Copy everything in the listing below word for word, apart from any images.

-- BEGIN --

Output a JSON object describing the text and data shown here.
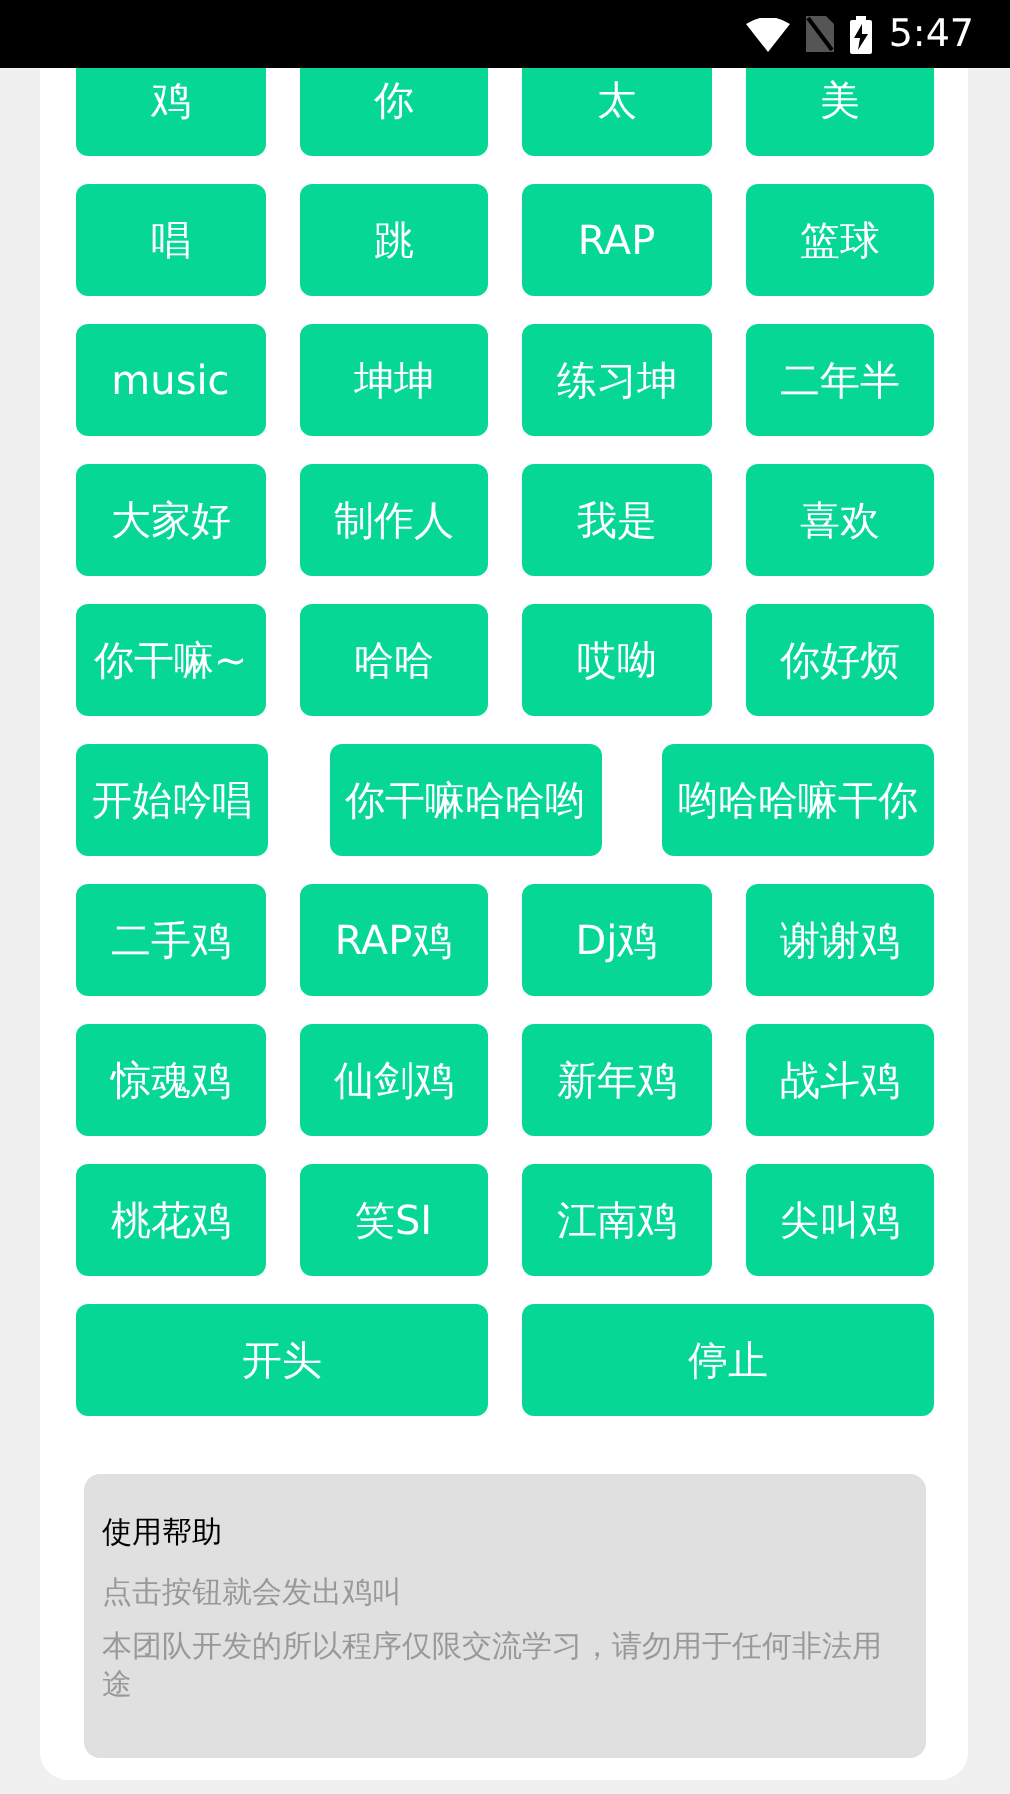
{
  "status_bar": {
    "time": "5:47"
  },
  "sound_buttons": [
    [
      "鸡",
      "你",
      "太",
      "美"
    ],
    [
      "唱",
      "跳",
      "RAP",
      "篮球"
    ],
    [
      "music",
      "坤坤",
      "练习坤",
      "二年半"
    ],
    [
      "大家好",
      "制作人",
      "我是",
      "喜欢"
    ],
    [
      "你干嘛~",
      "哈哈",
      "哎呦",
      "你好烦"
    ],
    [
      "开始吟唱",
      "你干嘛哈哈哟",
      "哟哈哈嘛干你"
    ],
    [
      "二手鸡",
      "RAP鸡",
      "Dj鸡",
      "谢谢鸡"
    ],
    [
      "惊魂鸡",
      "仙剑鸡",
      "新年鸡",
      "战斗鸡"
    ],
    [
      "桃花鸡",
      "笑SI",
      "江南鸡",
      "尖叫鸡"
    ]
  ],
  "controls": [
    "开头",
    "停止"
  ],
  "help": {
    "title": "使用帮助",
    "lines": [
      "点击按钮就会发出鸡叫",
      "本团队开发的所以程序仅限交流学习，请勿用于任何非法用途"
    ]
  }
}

-- END --

* **FINISHED ANSWER**
Output a JSON object describing the text and data shown here.
{
  "status_bar": {
    "time": "5:47"
  },
  "sound_buttons": [
    [
      "鸡",
      "你",
      "太",
      "美"
    ],
    [
      "唱",
      "跳",
      "RAP",
      "篮球"
    ],
    [
      "music",
      "坤坤",
      "练习坤",
      "二年半"
    ],
    [
      "大家好",
      "制作人",
      "我是",
      "喜欢"
    ],
    [
      "你干嘛~",
      "哈哈",
      "哎呦",
      "你好烦"
    ],
    [
      "开始吟唱",
      "你干嘛哈哈哟",
      "哟哈哈嘛干你"
    ],
    [
      "二手鸡",
      "RAP鸡",
      "Dj鸡",
      "谢谢鸡"
    ],
    [
      "惊魂鸡",
      "仙剑鸡",
      "新年鸡",
      "战斗鸡"
    ],
    [
      "桃花鸡",
      "笑SI",
      "江南鸡",
      "尖叫鸡"
    ]
  ],
  "controls": [
    "开头",
    "停止"
  ],
  "help": {
    "title": "使用帮助",
    "lines": [
      "点击按钮就会发出鸡叫",
      "本团队开发的所以程序仅限交流学习，请勿用于任何非法用途"
    ]
  }
}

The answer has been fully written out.